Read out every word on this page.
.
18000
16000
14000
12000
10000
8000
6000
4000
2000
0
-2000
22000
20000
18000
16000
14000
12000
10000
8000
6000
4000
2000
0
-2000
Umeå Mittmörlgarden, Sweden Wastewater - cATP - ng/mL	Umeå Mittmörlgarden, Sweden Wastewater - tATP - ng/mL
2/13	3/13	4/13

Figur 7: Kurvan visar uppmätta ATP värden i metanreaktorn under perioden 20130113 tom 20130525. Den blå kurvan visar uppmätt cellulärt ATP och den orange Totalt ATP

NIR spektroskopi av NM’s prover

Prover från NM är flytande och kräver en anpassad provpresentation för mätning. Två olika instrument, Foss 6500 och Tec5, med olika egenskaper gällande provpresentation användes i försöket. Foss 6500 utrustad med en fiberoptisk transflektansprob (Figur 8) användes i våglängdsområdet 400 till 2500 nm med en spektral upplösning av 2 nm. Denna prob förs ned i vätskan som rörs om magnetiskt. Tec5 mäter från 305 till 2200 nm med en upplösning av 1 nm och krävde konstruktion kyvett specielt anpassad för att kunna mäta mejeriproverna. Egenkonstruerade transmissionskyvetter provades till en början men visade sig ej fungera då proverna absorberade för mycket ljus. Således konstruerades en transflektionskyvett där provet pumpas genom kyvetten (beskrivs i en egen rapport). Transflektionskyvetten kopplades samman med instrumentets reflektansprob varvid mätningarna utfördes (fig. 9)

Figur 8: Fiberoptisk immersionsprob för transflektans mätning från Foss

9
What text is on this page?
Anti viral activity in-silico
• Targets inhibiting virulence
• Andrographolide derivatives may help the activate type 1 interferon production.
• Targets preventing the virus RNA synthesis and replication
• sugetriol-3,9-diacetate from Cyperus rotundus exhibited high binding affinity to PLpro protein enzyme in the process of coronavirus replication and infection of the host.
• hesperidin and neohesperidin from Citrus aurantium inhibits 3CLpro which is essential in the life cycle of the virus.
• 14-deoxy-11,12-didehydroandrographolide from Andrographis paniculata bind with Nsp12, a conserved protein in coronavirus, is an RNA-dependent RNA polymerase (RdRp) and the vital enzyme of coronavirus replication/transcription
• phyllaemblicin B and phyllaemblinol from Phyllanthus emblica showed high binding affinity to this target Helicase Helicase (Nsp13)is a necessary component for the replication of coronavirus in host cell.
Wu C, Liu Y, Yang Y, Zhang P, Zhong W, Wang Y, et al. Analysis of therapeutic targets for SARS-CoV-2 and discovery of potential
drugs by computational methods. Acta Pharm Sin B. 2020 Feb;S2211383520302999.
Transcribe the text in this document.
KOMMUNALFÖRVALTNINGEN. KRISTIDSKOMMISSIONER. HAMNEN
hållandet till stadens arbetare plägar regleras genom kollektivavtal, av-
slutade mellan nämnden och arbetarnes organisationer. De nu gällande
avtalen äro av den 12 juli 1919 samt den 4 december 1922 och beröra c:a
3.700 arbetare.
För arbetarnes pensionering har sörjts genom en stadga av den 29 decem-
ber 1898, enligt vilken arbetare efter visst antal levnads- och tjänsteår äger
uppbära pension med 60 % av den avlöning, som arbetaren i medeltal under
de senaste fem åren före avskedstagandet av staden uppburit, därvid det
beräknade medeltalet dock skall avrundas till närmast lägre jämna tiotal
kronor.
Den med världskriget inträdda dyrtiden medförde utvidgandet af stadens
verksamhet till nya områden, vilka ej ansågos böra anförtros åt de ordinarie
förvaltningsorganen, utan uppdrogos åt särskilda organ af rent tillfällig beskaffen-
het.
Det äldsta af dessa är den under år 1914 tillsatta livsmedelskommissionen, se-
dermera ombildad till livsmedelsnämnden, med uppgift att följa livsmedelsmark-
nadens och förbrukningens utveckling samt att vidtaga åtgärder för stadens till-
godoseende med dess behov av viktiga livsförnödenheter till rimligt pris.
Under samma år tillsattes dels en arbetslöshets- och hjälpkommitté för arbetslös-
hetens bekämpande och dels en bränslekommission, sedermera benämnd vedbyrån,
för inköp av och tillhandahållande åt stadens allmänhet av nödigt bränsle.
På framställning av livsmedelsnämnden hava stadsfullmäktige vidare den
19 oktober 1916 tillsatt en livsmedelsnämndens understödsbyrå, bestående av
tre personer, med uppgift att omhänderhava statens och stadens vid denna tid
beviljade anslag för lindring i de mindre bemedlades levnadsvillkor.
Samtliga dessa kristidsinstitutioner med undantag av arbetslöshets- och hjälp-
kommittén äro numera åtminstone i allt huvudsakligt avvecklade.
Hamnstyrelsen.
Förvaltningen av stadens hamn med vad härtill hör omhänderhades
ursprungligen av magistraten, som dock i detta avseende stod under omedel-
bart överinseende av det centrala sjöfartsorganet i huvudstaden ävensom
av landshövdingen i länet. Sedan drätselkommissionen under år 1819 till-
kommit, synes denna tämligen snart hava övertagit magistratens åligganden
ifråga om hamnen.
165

::::

**Work request**
Once more, write down the full material exactly as it appears.

**Result for this task**
Read out every word on this page.
.
18000
16000
14000
12000
10000
8000
6000
4000
2000
0
-2000
22000
20000
18000
16000
14000
12000
10000
8000
6000
4000
2000
0
-2000
Umeå Mittmörlgarden, Sweden Wastewater - cATP - ng/mL	Umeå Mittmörlgarden, Sweden Wastewater - tATP - ng/mL
2/13	3/13	4/13

Figur 7: Kurvan visar uppmätta ATP värden i metanreaktorn under perioden 20130113 tom 20130525. Den blå kurvan visar uppmätt cellulärt ATP och den orange Totalt ATP

NIR spektroskopi av NM’s prover

Prover från NM är flytande och kräver en anpassad provpresentation för mätning. Två olika instrument, Foss 6500 och Tec5, med olika egenskaper gällande provpresentation användes i försöket. Foss 6500 utrustad med en fiberoptisk transflektansprob (Figur 8) användes i våglängdsområdet 400 till 2500 nm med en spektral upplösning av 2 nm. Denna prob förs ned i vätskan som rörs om magnetiskt. Tec5 mäter från 305 till 2200 nm med en upplösning av 1 nm och krävde konstruktion kyvett specielt anpassad för att kunna mäta mejeriproverna. Egenkonstruerade transmissionskyvetter provades till en början men visade sig ej fungera då proverna absorberade för mycket ljus. Således konstruerades en transflektionskyvett där provet pumpas genom kyvetten (beskrivs i en egen rapport). Transflektionskyvetten kopplades samman med instrumentets reflektansprob varvid mätningarna utfördes (fig. 9)

Figur 8: Fiberoptisk immersionsprob för transflektans mätning från Foss

9
What text is on this page?
Anti viral activity in-silico
• Targets inhibiting virulence
• Andrographolide derivatives may help the activate type 1 interferon production.
• Targets preventing the virus RNA synthesis and replication
• sugetriol-3,9-diacetate from Cyperus rotundus exhibited high binding affinity to PLpro protein enzyme in the process of coronavirus replication and infection of the host.
• hesperidin and neohesperidin from Citrus aurantium inhibits 3CLpro which is essential in the life cycle of the virus.
• 14-deoxy-11,12-didehydroandrographolide from Andrographis paniculata bind with Nsp12, a conserved protein in coronavirus, is an RNA-dependent RNA polymerase (RdRp) and the vital enzyme of coronavirus replication/transcription
• phyllaemblicin B and phyllaemblinol from Phyllanthus emblica showed high binding affinity to this target Helicase Helicase (Nsp13)is a necessary component for the replication of coronavirus in host cell.
Wu C, Liu Y, Yang Y, Zhang P, Zhong W, Wang Y, et al. Analysis of therapeutic targets for SARS-CoV-2 and discovery of potential
drugs by computational methods. Acta Pharm Sin B. 2020 Feb;S2211383520302999.
Transcribe the text in this document.
KOMMUNALFÖRVALTNINGEN. KRISTIDSKOMMISSIONER. HAMNEN
hållandet till stadens arbetare plägar regleras genom kollektivavtal, av-
slutade mellan nämnden och arbetarnes organisationer. De nu gällande
avtalen äro av den 12 juli 1919 samt den 4 december 1922 och beröra c:a
3.700 arbetare.
För arbetarnes pensionering har sörjts genom en stadga av den 29 decem-
ber 1898, enligt vilken arbetare efter visst antal levnads- och tjänsteår äger
uppbära pension med 60 % av den avlöning, som arbetaren i medeltal under
de senaste fem åren före avskedstagandet av staden uppburit, därvid det
beräknade medeltalet dock skall avrundas till närmast lägre jämna tiotal
kronor.
Den med världskriget inträdda dyrtiden medförde utvidgandet af stadens
verksamhet till nya områden, vilka ej ansågos böra anförtros åt de ordinarie
förvaltningsorganen, utan uppdrogos åt särskilda organ af rent tillfällig beskaffen-
het.
Det äldsta af dessa är den under år 1914 tillsatta livsmedelskommissionen, se-
dermera ombildad till livsmedelsnämnden, med uppgift att följa livsmedelsmark-
nadens och förbrukningens utveckling samt att vidtaga åtgärder för stadens till-
godoseende med dess behov av viktiga livsförnödenheter till rimligt pris.
Under samma år tillsattes dels en arbetslöshets- och hjälpkommitté för arbetslös-
hetens bekämpande och dels en bränslekommission, sedermera benämnd vedbyrån,
för inköp av och tillhandahållande åt stadens allmänhet av nödigt bränsle.
På framställning av livsmedelsnämnden hava stadsfullmäktige vidare den
19 oktober 1916 tillsatt en livsmedelsnämndens understödsbyrå, bestående av
tre personer, med uppgift att omhänderhava statens och stadens vid denna tid
beviljade anslag för lindring i de mindre bemedlades levnadsvillkor.
Samtliga dessa kristidsinstitutioner med undantag av arbetslöshets- och hjälp-
kommittén äro numera åtminstone i allt huvudsakligt avvecklade.
Hamnstyrelsen.
Förvaltningen av stadens hamn med vad härtill hör omhänderhades
ursprungligen av magistraten, som dock i detta avseende stod under omedel-
bart överinseende av det centrala sjöfartsorganet i huvudstaden ävensom
av landshövdingen i länet. Sedan drätselkommissionen under år 1819 till-
kommit, synes denna tämligen snart hava övertagit magistratens åligganden
ifråga om hamnen.
165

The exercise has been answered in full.